# Esperanto: clothes



## Boljon

I want to know the Espranto words for many kinds of clothes but I haven't found some of them, for example, how do we say "jeans" "T-shirt" and "cardigan" in Espranto?


----------



## Aleco

Some

Shirt = ĉemizo
Skirt = jupo
Dress = robo
Jeans = pantalupo
Shoe - ŝuo
Jacket = jako
Cap = ĉapo
Sock = ŝtrumpo
Underpants = kalsoneto
Necklace = ĉeno


----------



## Boljon

Thank you so much for your answer.

For "sock", I have a question:
Does "ŝtrumpo" mean "sock" or "stocking"? In my dictionary, there are both, then which is correct? Is there a word "ŝtrumpeto" for not "stocking" but "sock"?

And, can I say "tis^irt" for "T-shirt" or there is a word for that?

I found in my dictionary "cardigan" is like "svetero", is there "kardigano" in Esperanto?


----------



## Aleco

Sweater: ĵerzo
My dictionary says this for sock: (duon)ŝtrumpo
and just ŝtrumpo for stocking


----------



## Nizo

jeans = _ĝinzo, ĵinso_
t-shirt = _t-ĉemizo, to-ĉemizo_
cardigan = _svetero_ (there’s no fixed word for cardigan; one source calls it an _apertosvetero_, but I'm not sure many Esperantists would know what that means; another gives _kardigano_; best to just use _svetero_)


----------

Task goal - Please reproduce the Esperanto clothing thread above in full, word for word. The material that comes next has no connection to the Esperanto clothing thread.

Stored data -

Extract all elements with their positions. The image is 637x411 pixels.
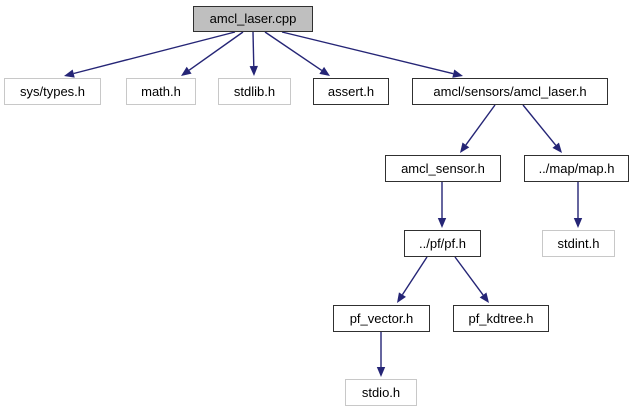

Full solution -
# Esperanto: clothes



## Boljon

I want to know the Espranto words for many kinds of clothes but I haven't found some of them, for example, how do we say "jeans" "T-shirt" and "cardigan" in Espranto?


----------



## Aleco

Some

Shirt = ĉemizo
Skirt = jupo
Dress = robo
Jeans = pantalupo
Shoe - ŝuo
Jacket = jako
Cap = ĉapo
Sock = ŝtrumpo
Underpants = kalsoneto
Necklace = ĉeno


----------



## Boljon

Thank you so much for your answer.

For "sock", I have a question:
Does "ŝtrumpo" mean "sock" or "stocking"? In my dictionary, there are both, then which is correct? Is there a word "ŝtrumpeto" for not "stocking" but "sock"?

And, can I say "tis^irt" for "T-shirt" or there is a word for that?

I found in my dictionary "cardigan" is like "svetero", is there "kardigano" in Esperanto?


----------



## Aleco

Sweater: ĵerzo
My dictionary says this for sock: (duon)ŝtrumpo
and just ŝtrumpo for stocking


----------



## Nizo

jeans = _ĝinzo, ĵinso_
t-shirt = _t-ĉemizo, to-ĉemizo_
cardigan = _svetero_ (there’s no fixed word for cardigan; one source calls it an _apertosvetero_, but I'm not sure many Esperantists would know what that means; another gives _kardigano_; best to just use _svetero_)


----------